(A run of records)
########################################
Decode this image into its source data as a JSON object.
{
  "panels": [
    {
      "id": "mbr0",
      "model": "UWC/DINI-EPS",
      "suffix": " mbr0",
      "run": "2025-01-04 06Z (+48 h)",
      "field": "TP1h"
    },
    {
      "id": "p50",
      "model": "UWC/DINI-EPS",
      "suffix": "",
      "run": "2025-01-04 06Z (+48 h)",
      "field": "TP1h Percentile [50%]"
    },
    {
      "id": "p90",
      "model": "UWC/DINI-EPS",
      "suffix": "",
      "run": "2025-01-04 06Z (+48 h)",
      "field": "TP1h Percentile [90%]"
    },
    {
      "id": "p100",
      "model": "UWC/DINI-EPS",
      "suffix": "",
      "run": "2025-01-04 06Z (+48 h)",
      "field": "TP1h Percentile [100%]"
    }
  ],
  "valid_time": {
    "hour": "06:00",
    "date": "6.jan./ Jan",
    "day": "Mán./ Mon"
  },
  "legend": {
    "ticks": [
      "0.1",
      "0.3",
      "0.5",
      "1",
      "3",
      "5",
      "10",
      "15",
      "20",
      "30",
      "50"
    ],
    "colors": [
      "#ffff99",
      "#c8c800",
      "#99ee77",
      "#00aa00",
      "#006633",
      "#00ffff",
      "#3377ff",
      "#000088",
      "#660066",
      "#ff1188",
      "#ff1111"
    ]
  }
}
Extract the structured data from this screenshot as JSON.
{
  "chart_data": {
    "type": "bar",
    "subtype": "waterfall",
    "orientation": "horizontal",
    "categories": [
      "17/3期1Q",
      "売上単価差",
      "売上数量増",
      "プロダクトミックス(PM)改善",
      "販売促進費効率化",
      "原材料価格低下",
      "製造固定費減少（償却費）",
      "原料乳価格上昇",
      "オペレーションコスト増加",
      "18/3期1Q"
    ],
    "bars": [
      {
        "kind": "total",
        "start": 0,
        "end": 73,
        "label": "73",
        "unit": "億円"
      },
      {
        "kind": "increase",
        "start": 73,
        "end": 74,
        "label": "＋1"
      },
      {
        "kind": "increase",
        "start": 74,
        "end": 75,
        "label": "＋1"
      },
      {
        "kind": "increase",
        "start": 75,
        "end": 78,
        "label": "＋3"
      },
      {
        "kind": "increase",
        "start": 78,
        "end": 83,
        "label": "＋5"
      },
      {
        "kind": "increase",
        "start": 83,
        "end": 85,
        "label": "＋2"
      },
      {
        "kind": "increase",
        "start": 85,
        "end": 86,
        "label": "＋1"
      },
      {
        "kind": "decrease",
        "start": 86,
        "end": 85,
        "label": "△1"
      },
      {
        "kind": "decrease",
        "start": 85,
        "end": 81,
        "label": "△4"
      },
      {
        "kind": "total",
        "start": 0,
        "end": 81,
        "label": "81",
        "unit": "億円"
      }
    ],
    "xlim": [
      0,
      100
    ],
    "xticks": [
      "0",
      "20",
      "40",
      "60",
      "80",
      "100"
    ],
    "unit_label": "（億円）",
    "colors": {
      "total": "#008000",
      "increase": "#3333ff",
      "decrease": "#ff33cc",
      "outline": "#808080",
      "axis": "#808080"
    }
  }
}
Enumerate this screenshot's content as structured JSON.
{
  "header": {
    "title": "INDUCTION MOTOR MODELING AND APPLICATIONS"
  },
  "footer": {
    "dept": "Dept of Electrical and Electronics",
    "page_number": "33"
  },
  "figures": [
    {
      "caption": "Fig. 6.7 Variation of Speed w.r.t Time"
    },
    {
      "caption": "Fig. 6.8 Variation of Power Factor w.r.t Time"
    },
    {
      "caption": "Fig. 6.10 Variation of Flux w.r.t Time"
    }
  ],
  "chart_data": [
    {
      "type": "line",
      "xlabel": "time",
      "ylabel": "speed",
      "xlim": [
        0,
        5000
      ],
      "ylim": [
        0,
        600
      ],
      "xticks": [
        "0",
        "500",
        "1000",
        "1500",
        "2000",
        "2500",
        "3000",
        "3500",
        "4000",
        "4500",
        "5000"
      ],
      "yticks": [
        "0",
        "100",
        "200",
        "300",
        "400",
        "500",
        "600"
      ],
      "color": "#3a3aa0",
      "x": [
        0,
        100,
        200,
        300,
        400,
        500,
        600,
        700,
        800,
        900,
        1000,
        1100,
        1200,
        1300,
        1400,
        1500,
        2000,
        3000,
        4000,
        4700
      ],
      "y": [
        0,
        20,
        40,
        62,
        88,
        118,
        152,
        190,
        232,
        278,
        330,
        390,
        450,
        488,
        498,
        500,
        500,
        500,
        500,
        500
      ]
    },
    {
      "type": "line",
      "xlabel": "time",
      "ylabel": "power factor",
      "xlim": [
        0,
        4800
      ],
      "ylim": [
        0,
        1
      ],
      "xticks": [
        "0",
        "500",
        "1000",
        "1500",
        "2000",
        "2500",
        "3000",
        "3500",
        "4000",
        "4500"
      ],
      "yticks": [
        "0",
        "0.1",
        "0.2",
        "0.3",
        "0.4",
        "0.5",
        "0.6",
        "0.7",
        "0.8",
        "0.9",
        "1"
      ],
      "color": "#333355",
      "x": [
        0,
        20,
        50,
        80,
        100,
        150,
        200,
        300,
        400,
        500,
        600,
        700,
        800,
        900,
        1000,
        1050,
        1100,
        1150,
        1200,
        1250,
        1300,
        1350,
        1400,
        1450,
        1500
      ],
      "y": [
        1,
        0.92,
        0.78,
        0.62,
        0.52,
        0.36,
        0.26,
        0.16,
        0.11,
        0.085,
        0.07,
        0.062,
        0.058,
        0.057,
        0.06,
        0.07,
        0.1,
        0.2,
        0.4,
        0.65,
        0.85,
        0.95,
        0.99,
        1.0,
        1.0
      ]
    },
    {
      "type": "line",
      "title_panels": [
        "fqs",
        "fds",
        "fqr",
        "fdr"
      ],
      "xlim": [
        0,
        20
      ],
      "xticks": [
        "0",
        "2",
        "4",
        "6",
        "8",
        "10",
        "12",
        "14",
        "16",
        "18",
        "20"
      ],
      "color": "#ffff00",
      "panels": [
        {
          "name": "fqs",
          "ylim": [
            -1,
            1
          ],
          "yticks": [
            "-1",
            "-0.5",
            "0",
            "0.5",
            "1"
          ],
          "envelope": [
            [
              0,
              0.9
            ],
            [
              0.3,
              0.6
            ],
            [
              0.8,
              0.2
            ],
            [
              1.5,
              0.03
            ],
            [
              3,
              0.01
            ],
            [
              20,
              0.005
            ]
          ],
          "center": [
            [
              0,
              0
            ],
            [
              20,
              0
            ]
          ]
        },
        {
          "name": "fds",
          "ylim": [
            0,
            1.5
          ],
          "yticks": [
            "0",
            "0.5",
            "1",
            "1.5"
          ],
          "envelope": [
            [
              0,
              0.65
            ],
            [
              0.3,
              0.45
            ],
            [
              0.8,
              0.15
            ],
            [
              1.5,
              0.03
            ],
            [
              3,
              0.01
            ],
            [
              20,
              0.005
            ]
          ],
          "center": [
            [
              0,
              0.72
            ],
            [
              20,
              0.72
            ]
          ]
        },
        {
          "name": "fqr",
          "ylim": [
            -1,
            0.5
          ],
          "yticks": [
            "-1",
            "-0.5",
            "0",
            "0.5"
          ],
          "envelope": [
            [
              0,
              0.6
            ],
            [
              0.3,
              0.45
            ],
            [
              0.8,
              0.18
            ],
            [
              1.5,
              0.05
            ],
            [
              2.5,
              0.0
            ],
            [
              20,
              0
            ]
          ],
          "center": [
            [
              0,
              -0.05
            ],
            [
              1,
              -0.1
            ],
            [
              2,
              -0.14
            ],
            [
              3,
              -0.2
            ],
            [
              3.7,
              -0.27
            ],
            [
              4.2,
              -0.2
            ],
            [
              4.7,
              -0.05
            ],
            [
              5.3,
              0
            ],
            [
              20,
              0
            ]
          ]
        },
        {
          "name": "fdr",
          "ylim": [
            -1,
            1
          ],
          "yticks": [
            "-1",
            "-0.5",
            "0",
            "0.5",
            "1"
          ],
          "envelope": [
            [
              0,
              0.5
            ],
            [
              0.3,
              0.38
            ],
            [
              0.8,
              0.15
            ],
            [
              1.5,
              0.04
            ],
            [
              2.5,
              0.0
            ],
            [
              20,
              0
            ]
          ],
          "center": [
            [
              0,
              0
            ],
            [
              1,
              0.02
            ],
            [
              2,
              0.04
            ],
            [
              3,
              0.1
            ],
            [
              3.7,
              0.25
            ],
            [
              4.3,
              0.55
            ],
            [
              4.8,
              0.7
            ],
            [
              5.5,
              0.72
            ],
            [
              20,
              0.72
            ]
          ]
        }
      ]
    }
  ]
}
########################################
*WRITTEN TASK*
Each line with the string "start" in it needs to be found and copied.

*SOLUTION TO THIS TASK*
        "start": 0,
        "start": 73,
        "start": 74,
        "start": 75,
        "start": 78,
        "start": 83,
        "start": 85,
        "start": 86,
        "start": 85,
        "start": 0,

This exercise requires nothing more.